### Dataset records
* Begin *

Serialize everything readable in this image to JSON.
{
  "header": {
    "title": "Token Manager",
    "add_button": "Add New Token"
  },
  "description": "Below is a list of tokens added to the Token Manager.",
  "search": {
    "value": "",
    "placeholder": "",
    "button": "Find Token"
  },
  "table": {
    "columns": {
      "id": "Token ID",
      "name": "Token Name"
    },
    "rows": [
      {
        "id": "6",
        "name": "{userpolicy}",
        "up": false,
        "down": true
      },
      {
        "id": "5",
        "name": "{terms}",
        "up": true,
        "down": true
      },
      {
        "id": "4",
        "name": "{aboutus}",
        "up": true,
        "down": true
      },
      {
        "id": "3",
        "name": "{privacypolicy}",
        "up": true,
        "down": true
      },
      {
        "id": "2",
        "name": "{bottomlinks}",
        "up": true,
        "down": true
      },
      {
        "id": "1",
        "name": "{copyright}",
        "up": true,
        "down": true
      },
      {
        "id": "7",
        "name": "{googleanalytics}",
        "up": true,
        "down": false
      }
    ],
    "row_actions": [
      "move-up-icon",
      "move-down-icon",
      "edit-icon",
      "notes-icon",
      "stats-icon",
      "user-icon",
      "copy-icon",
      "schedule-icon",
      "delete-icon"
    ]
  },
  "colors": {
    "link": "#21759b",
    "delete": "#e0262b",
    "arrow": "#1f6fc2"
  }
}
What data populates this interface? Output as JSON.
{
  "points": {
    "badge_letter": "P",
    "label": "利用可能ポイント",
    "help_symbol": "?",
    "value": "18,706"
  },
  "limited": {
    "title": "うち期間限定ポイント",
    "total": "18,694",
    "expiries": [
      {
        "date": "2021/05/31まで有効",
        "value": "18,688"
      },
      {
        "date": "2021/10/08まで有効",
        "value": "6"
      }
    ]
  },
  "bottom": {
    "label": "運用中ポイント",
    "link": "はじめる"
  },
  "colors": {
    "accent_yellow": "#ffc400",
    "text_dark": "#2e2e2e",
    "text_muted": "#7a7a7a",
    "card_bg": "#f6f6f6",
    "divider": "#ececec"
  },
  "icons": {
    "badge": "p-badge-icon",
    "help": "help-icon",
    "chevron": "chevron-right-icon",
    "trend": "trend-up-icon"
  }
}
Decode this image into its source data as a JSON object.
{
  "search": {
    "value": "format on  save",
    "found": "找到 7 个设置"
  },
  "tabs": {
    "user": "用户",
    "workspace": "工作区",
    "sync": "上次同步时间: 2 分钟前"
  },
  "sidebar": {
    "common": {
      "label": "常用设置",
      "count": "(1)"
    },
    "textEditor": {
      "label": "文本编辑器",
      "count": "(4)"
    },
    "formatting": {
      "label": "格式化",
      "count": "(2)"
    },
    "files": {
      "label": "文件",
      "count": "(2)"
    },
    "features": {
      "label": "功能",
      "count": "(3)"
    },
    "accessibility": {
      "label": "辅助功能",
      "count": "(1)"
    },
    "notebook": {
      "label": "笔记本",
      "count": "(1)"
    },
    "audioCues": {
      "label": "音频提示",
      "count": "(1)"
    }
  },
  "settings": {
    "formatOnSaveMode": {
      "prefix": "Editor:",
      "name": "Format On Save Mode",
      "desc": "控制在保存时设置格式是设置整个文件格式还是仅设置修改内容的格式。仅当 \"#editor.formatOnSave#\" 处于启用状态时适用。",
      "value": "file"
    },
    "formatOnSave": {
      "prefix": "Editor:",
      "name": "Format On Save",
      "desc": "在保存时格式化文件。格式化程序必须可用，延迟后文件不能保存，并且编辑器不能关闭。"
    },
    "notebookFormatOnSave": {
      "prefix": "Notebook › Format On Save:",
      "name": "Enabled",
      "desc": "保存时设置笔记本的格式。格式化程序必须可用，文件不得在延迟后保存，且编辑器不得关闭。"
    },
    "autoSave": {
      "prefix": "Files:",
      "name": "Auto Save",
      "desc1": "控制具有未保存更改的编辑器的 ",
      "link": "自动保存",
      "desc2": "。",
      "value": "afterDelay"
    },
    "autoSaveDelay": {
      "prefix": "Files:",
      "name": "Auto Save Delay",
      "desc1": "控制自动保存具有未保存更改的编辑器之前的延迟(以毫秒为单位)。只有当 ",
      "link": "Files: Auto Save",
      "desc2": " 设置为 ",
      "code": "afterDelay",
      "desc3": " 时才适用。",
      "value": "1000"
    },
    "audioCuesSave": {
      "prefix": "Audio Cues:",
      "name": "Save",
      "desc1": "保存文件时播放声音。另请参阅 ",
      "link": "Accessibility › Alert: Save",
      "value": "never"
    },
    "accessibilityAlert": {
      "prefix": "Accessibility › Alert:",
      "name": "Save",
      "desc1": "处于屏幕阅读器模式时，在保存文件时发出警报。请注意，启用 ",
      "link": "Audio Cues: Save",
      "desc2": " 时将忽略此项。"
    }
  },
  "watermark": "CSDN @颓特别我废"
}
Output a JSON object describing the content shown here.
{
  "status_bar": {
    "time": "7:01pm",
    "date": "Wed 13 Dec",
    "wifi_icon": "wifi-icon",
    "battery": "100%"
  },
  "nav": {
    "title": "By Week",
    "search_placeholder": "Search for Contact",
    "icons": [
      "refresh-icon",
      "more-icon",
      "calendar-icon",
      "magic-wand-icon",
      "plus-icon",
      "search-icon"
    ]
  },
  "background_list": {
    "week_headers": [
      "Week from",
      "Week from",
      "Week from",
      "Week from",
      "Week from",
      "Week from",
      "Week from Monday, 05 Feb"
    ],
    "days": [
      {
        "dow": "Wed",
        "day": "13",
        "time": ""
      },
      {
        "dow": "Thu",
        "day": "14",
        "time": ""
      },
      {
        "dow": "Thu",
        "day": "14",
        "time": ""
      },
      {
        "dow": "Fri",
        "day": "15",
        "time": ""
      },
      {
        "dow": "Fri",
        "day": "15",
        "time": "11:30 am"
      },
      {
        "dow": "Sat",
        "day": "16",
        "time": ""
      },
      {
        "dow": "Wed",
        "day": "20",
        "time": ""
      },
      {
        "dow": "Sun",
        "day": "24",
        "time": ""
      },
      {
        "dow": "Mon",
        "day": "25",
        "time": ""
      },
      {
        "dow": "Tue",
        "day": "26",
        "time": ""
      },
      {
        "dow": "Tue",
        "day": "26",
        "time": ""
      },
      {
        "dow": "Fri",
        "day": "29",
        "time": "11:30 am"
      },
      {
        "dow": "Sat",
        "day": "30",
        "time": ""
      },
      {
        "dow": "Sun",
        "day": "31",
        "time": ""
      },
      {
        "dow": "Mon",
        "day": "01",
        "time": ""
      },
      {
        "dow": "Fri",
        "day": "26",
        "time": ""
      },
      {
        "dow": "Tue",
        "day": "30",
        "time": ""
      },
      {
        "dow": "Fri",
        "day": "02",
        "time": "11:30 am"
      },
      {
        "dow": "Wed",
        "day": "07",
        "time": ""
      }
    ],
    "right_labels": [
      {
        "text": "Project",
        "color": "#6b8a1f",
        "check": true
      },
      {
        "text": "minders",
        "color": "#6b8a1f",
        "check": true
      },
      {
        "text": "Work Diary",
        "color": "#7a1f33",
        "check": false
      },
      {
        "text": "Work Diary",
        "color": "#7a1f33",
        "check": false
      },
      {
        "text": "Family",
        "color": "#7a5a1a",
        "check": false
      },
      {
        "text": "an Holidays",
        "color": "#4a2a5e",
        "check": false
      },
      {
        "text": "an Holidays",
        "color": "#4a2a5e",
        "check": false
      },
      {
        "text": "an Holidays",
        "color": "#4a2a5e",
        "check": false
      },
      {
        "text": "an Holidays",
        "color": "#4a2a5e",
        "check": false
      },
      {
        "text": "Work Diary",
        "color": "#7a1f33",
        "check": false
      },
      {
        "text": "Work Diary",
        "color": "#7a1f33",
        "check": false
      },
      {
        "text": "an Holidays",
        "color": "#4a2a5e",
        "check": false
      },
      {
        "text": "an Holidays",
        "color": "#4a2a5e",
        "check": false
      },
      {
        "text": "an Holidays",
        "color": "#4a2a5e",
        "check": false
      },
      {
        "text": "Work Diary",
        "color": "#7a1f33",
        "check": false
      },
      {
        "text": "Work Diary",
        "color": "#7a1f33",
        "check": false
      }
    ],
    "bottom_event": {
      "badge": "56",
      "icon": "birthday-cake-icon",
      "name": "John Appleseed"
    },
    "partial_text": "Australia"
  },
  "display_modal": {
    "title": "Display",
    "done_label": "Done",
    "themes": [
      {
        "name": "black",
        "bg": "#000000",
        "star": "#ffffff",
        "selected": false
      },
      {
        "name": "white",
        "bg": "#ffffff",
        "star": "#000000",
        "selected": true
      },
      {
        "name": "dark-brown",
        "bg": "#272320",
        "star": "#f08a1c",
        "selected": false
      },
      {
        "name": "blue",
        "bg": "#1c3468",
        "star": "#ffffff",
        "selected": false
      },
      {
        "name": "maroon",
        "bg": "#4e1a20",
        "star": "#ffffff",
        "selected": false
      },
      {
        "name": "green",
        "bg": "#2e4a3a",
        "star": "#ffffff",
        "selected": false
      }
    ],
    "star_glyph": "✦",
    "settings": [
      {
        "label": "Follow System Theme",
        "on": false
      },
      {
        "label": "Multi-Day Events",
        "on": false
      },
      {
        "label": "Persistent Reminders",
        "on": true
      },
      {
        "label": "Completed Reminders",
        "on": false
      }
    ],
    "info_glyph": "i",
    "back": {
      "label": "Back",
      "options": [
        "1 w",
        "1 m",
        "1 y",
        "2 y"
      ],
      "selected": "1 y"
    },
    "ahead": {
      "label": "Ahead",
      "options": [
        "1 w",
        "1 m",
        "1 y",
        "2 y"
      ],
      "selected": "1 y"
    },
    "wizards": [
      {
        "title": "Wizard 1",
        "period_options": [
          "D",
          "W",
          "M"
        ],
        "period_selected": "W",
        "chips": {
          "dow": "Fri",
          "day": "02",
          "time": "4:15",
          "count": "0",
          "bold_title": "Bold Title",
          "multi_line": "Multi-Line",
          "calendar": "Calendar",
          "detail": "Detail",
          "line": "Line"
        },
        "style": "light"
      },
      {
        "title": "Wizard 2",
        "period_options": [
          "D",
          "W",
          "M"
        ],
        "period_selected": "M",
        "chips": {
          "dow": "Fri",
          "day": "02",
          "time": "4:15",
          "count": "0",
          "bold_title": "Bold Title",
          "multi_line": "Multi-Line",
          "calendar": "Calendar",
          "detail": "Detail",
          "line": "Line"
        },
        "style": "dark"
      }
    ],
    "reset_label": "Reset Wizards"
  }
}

* End *

### WORK TO BE COMPLETED
Search the entries for the word "image" and copy every line that has it.

### FINAL RESULT
Serialize everything readable in this image to JSON.
Decode this image into its source data as a JSON object.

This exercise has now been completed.